WORK TO DO → Select every line containing the word "zijn" from the material, and copy those lines.

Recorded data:
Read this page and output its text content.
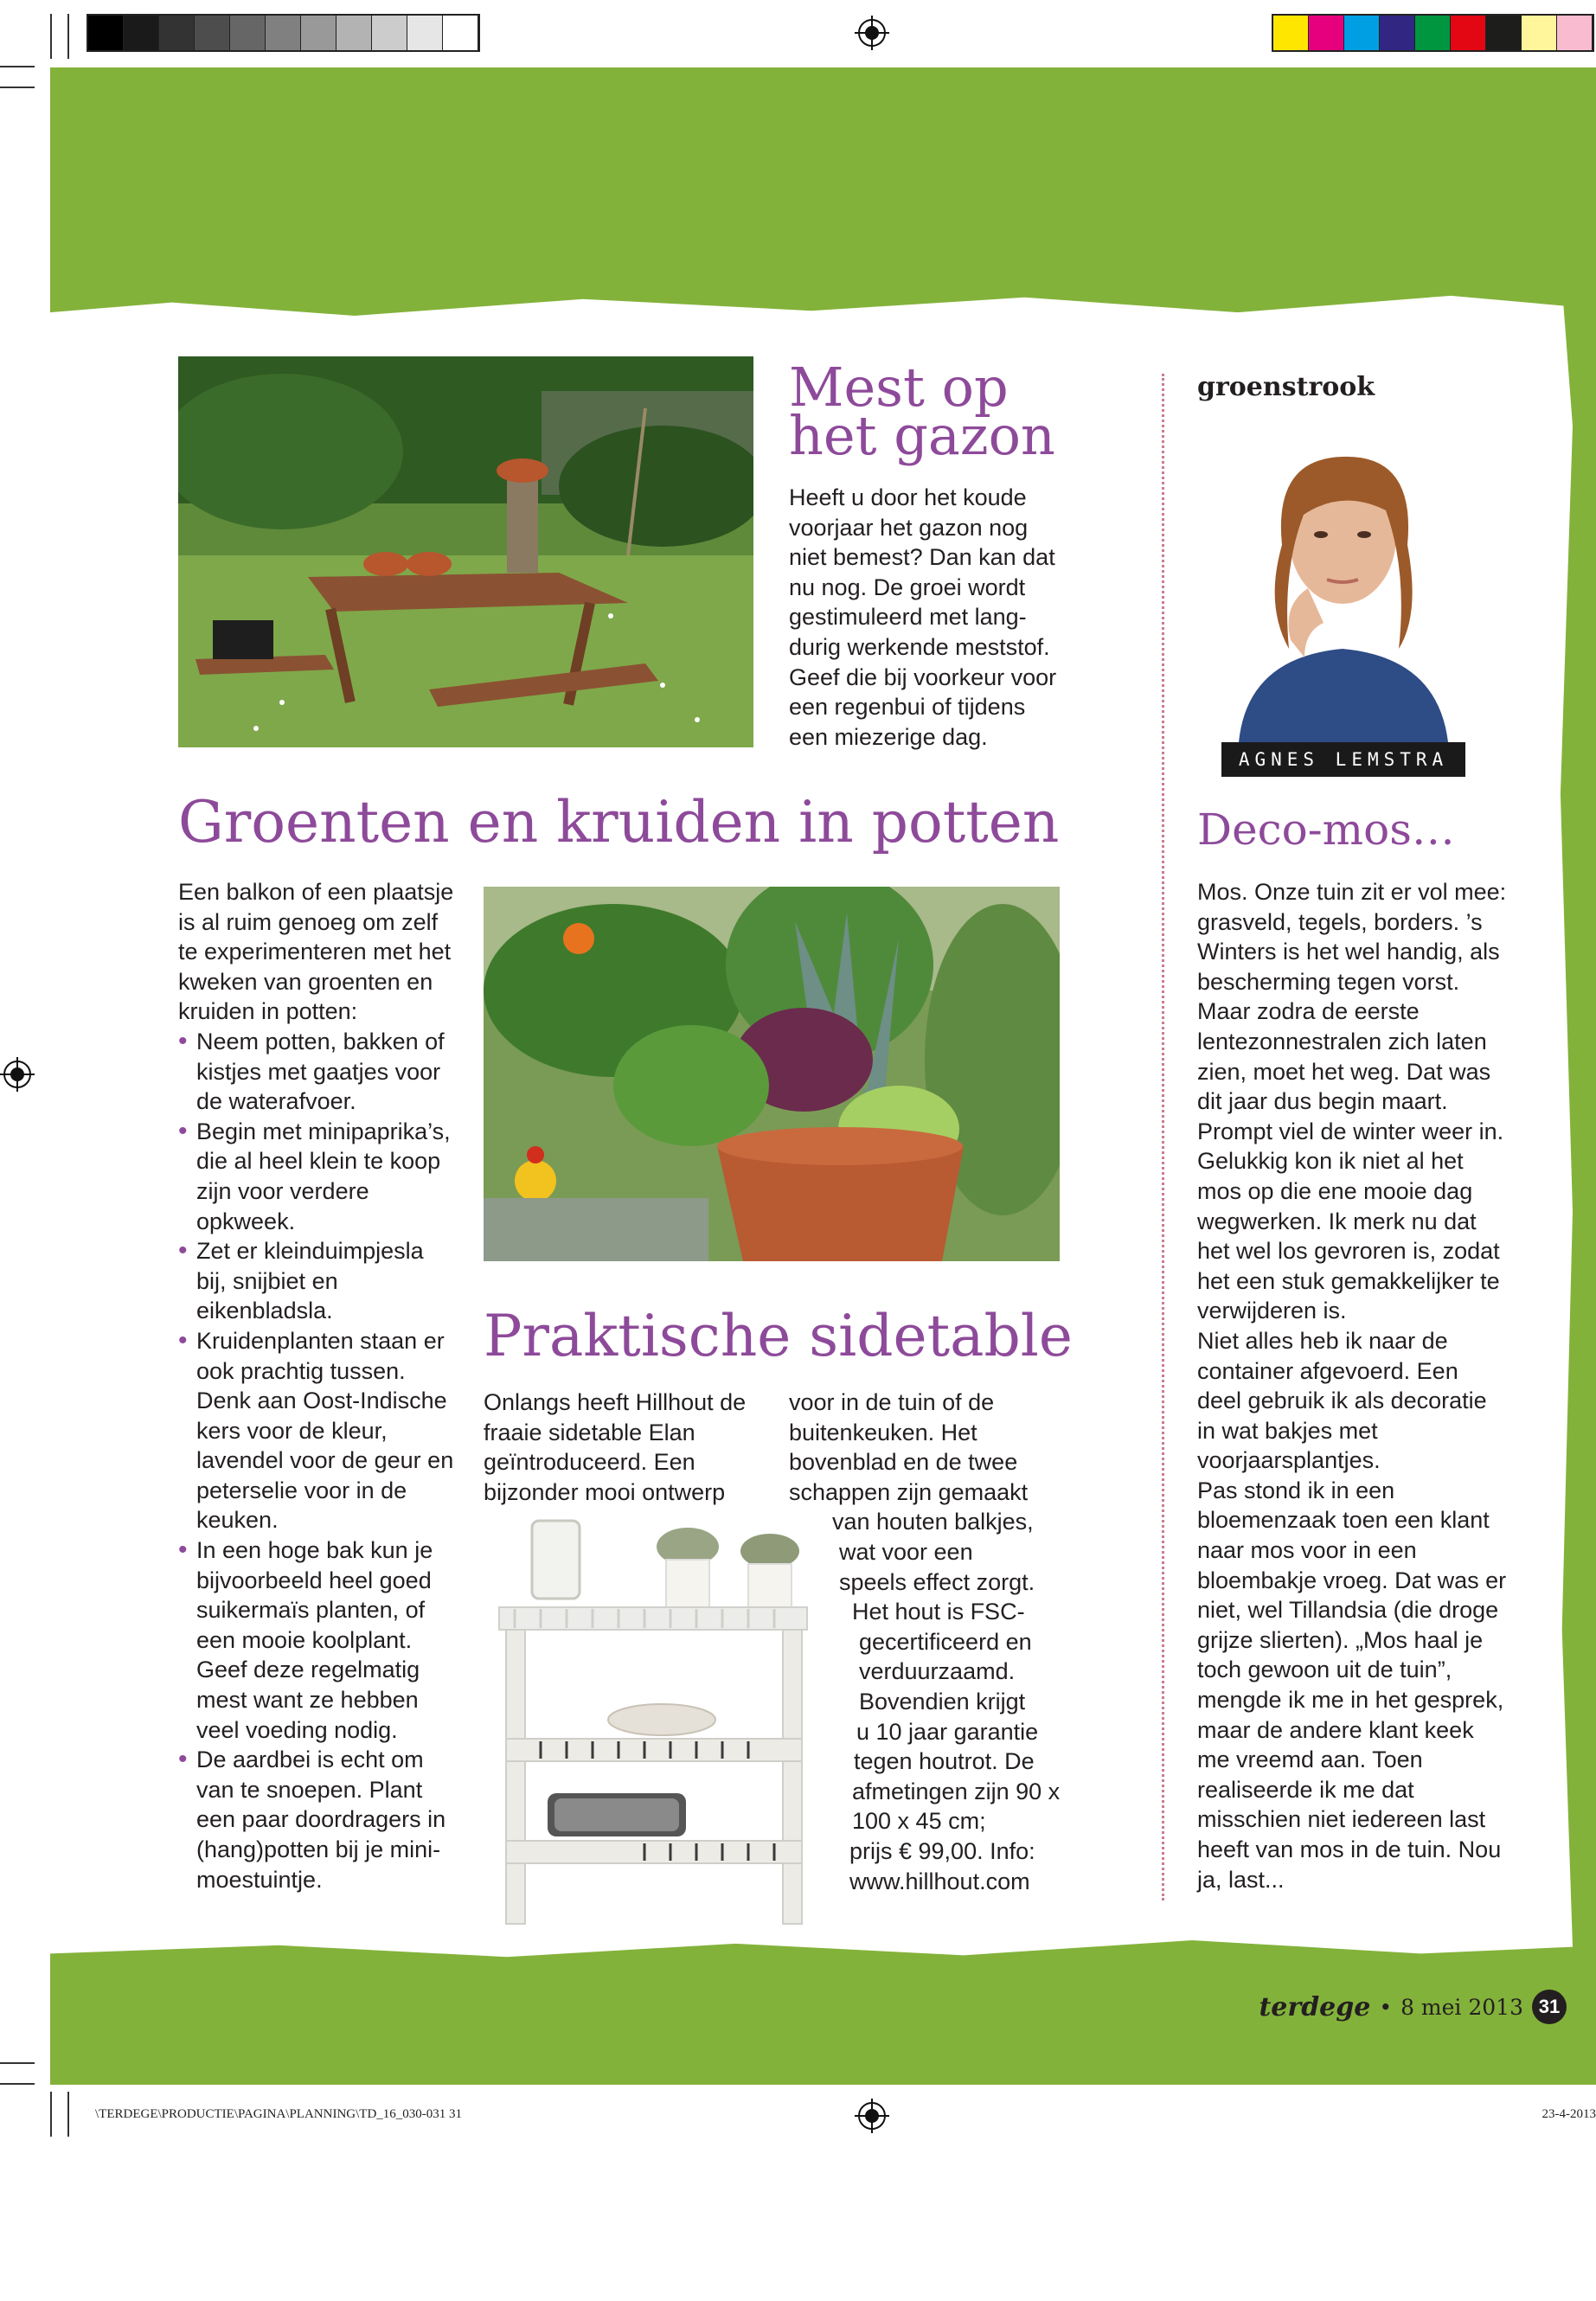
Mest op
het gazon

Heeft u door het koude voorjaar het gazon nog niet bemest? Dan kan dat nu nog. De groei wordt gestimuleerd met langdurig werkende meststof. Geef die bij voorkeur voor een regenbui of tijdens een miezerige dag.

Groenten en kruiden in potten

Een balkon of een plaatsje is al ruim genoeg om zelf te experimenteren met het kweken van groenten en kruiden in potten:

• Neem potten, bakken of kistjes met gaatjes voor de waterafvoer.
• Begin met minipaprika’s, die al heel klein te koop zijn voor verdere opkweek.
• Zet er kleinduimpjesla bij, snijbiet en eikenbladsla.
• Kruidenplanten staan er ook prachtig tussen. Denk aan Oost-Indische kers voor de kleur, lavendel voor de geur en peterselie voor in de keuken.
• In een hoge bak kun je bijvoorbeeld heel goed suikermaïs planten, of een mooie koolplant. Geef deze regelmatig mest want ze hebben veel voeding nodig.
• De aardbei is echt om van te snoepen. Plant een paar doordragers in (hang)potten bij je minimoestuintje.
Praktische sidetable

Onlangs heeft Hillhout de fraaie sidetable Elan geïntroduceerd. Een bijzonder mooi ontwerp

voor in de tuin of de
buitenkeuken. Het
bovenblad en de twee
schappen zijn gemaakt
van houten balkjes,
wat voor een
speels effect zorgt.
Het hout is FSC-
gecertificeerd en
verduurzaamd.
Bovendien krijgt
u 10 jaar garantie
tegen houtrot. De
afmetingen zijn 90 x
100 x 45 cm;
prijs € 99,00. Info:
www.hillhout.com
groenstrook
AGNES LEMSTRA
Deco-mos…

Mos. Onze tuin zit er vol mee: grasveld, tegels, borders. ’s Winters is het wel handig, als bescherming tegen vorst. Maar zodra de eerste lentezonnestralen zich laten zien, moet het weg. Dat was dit jaar dus begin maart. Prompt viel de winter weer in. Gelukkig kon ik niet al het mos op die ene mooie dag wegwerken. Ik merk nu dat het wel los gevroren is, zodat het een stuk gemakkelijker te verwijderen is.

Niet alles heb ik naar de container afgevoerd. Een deel gebruik ik als decoratie in wat bakjes met voorjaarsplantjes.

Pas stond ik in een bloemenzaak toen een klant naar mos voor in een bloembakje vroeg. Dat was er niet, wel Tillandsia (die droge grijze slierten). „Mos haal je toch gewoon uit de tuin”, mengde ik me in het gesprek, maar de andere klant keek me vreemd aan. Toen realiseerde ik me dat misschien niet iedereen last heeft van mos in de tuin. Nou ja, last...

terdege • 8 mei 2013 31
\TERDEGE\PRODUCTIE\PAGINA\PLANNING\TD_16_030-031 31	23-4-2013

PROBLEM SOLUTION →
• Begin met minipaprika’s, die al heel klein te koop zijn voor verdere opkweek.
schappen zijn gemaakt
afmetingen zijn 90 x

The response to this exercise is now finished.